╭─ MATERIAL TO PROCESS

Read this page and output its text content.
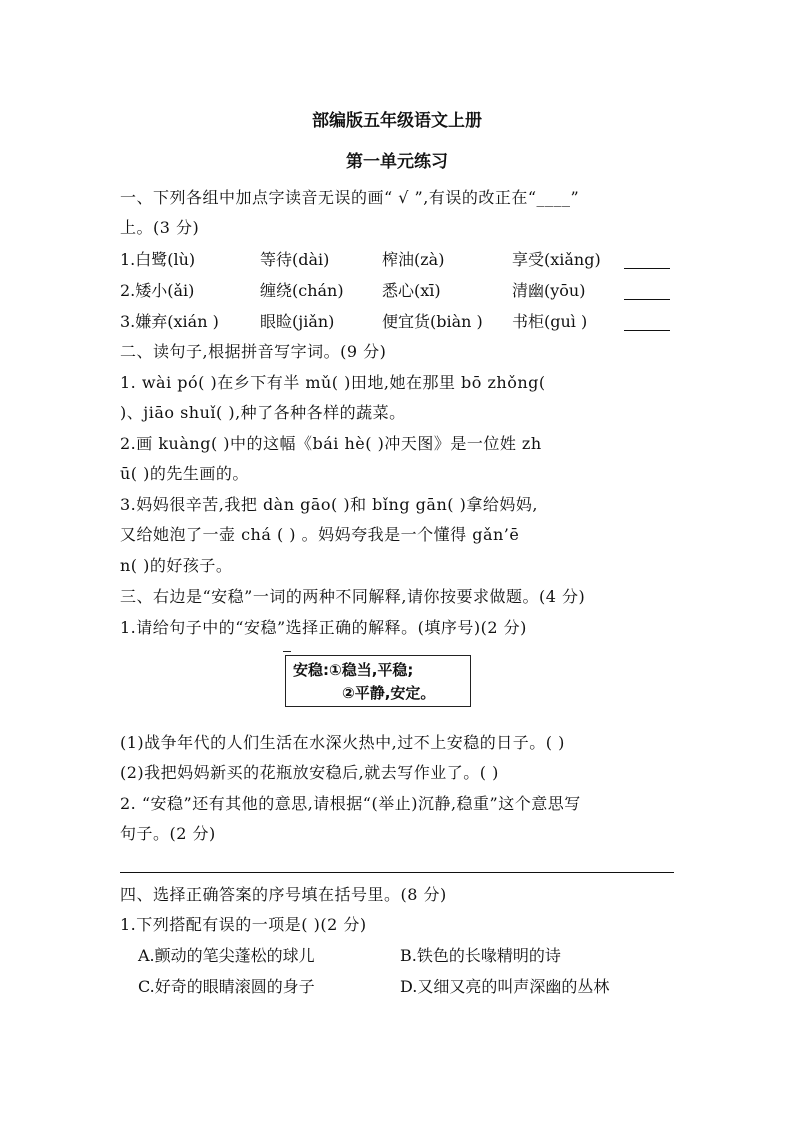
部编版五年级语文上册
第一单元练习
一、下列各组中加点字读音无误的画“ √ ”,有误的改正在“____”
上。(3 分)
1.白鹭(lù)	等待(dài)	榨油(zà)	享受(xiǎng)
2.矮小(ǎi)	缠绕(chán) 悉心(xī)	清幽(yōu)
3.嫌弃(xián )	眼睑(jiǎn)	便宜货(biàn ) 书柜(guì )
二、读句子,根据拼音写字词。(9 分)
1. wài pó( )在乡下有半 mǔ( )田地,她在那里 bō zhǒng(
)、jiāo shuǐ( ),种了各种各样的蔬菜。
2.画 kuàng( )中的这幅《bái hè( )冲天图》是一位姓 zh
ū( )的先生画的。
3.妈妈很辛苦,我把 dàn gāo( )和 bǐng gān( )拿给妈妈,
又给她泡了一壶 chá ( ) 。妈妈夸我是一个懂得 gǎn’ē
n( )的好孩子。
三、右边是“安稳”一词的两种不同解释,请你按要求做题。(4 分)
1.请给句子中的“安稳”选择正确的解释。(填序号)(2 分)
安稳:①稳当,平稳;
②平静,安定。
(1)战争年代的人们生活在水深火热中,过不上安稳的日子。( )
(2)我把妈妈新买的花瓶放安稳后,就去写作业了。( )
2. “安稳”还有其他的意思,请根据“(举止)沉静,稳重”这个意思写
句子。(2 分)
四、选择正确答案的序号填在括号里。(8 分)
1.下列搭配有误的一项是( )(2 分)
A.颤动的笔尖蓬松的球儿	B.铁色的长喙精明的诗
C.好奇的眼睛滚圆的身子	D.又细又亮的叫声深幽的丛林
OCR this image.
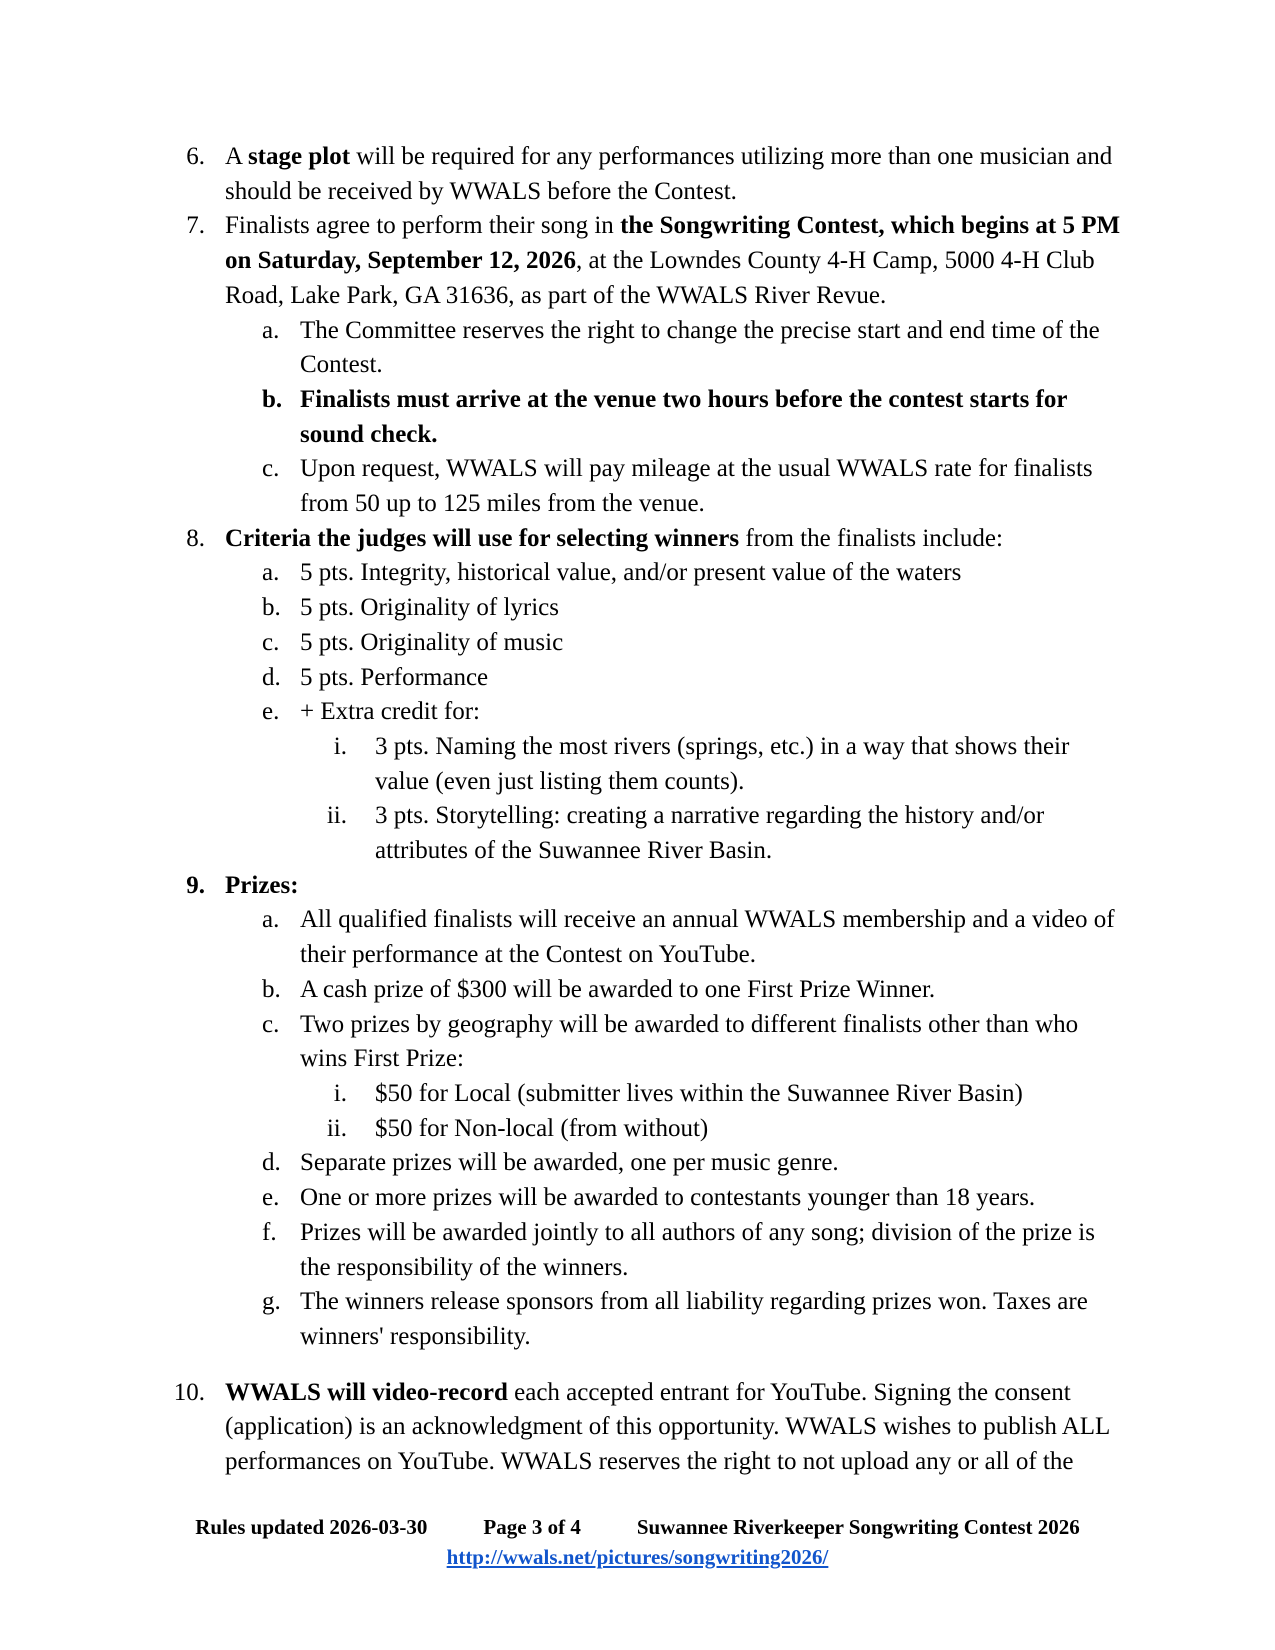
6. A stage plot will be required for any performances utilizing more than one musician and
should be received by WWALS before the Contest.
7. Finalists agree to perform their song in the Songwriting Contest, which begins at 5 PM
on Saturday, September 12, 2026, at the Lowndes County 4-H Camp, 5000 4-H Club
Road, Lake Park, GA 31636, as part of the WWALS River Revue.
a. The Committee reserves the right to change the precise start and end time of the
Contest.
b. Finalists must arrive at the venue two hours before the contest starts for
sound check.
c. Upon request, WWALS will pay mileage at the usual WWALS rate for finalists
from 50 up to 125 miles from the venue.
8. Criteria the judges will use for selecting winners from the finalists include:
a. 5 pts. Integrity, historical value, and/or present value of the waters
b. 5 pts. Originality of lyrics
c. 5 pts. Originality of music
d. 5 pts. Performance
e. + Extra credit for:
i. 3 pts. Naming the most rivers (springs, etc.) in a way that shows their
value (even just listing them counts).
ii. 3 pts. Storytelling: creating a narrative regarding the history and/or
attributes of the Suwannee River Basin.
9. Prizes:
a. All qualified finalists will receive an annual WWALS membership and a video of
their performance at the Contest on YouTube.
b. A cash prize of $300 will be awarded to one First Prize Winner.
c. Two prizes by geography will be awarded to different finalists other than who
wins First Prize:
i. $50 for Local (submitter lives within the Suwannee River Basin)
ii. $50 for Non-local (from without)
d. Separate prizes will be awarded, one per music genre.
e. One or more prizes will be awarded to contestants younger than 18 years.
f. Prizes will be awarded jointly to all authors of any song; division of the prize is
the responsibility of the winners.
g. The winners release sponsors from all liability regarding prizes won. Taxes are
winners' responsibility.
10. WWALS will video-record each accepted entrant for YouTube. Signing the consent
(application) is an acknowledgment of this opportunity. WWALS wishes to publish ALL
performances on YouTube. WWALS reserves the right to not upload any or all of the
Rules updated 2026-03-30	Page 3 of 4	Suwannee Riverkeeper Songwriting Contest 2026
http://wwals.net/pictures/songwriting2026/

╰─

» INSTRUCTION: Would you return the data exactly as written, without the pictures?

» FINISHED ANSWER:
Read this page and output its text content.
部编版五年级语文上册
第一单元练习
一、下列各组中加点字读音无误的画“ √ ”,有误的改正在“____”
上。(3 分)
1.白鹭(lù)	等待(dài)	榨油(zà)	享受(xiǎng)
2.矮小(ǎi)	缠绕(chán) 悉心(xī)	清幽(yōu)
3.嫌弃(xián )	眼睑(jiǎn)	便宜货(biàn ) 书柜(guì )
二、读句子,根据拼音写字词。(9 分)
1. wài pó( )在乡下有半 mǔ( )田地,她在那里 bō zhǒng(
)、jiāo shuǐ( ),种了各种各样的蔬菜。
2.画 kuàng( )中的这幅《bái hè( )冲天图》是一位姓 zh
ū( )的先生画的。
3.妈妈很辛苦,我把 dàn gāo( )和 bǐng gān( )拿给妈妈,
又给她泡了一壶 chá ( ) 。妈妈夸我是一个懂得 gǎn’ē
n( )的好孩子。
三、右边是“安稳”一词的两种不同解释,请你按要求做题。(4 分)
1.请给句子中的“安稳”选择正确的解释。(填序号)(2 分)
安稳:①稳当,平稳;
②平静,安定。
(1)战争年代的人们生活在水深火热中,过不上安稳的日子。( )
(2)我把妈妈新买的花瓶放安稳后,就去写作业了。( )
2. “安稳”还有其他的意思,请根据“(举止)沉静,稳重”这个意思写
句子。(2 分)
四、选择正确答案的序号填在括号里。(8 分)
1.下列搭配有误的一项是( )(2 分)
A.颤动的笔尖蓬松的球儿	B.铁色的长喙精明的诗
C.好奇的眼睛滚圆的身子	D.又细又亮的叫声深幽的丛林
OCR this image.
6. A stage plot will be required for any performances utilizing more than one musician and
should be received by WWALS before the Contest.
7. Finalists agree to perform their song in the Songwriting Contest, which begins at 5 PM
on Saturday, September 12, 2026, at the Lowndes County 4-H Camp, 5000 4-H Club
Road, Lake Park, GA 31636, as part of the WWALS River Revue.
a. The Committee reserves the right to change the precise start and end time of the
Contest.
b. Finalists must arrive at the venue two hours before the contest starts for
sound check.
c. Upon request, WWALS will pay mileage at the usual WWALS rate for finalists
from 50 up to 125 miles from the venue.
8. Criteria the judges will use for selecting winners from the finalists include:
a. 5 pts. Integrity, historical value, and/or present value of the waters
b. 5 pts. Originality of lyrics
c. 5 pts. Originality of music
d. 5 pts. Performance
e. + Extra credit for:
i. 3 pts. Naming the most rivers (springs, etc.) in a way that shows their
value (even just listing them counts).
ii. 3 pts. Storytelling: creating a narrative regarding the history and/or
attributes of the Suwannee River Basin.
9. Prizes:
a. All qualified finalists will receive an annual WWALS membership and a video of
their performance at the Contest on YouTube.
b. A cash prize of $300 will be awarded to one First Prize Winner.
c. Two prizes by geography will be awarded to different finalists other than who
wins First Prize:
i. $50 for Local (submitter lives within the Suwannee River Basin)
ii. $50 for Non-local (from without)
d. Separate prizes will be awarded, one per music genre.
e. One or more prizes will be awarded to contestants younger than 18 years.
f. Prizes will be awarded jointly to all authors of any song; division of the prize is
the responsibility of the winners.
g. The winners release sponsors from all liability regarding prizes won. Taxes are
winners' responsibility.
10. WWALS will video-record each accepted entrant for YouTube. Signing the consent
(application) is an acknowledgment of this opportunity. WWALS wishes to publish ALL
performances on YouTube. WWALS reserves the right to not upload any or all of the
Rules updated 2026-03-30	Page 3 of 4	Suwannee Riverkeeper Songwriting Contest 2026
http://wwals.net/pictures/songwriting2026/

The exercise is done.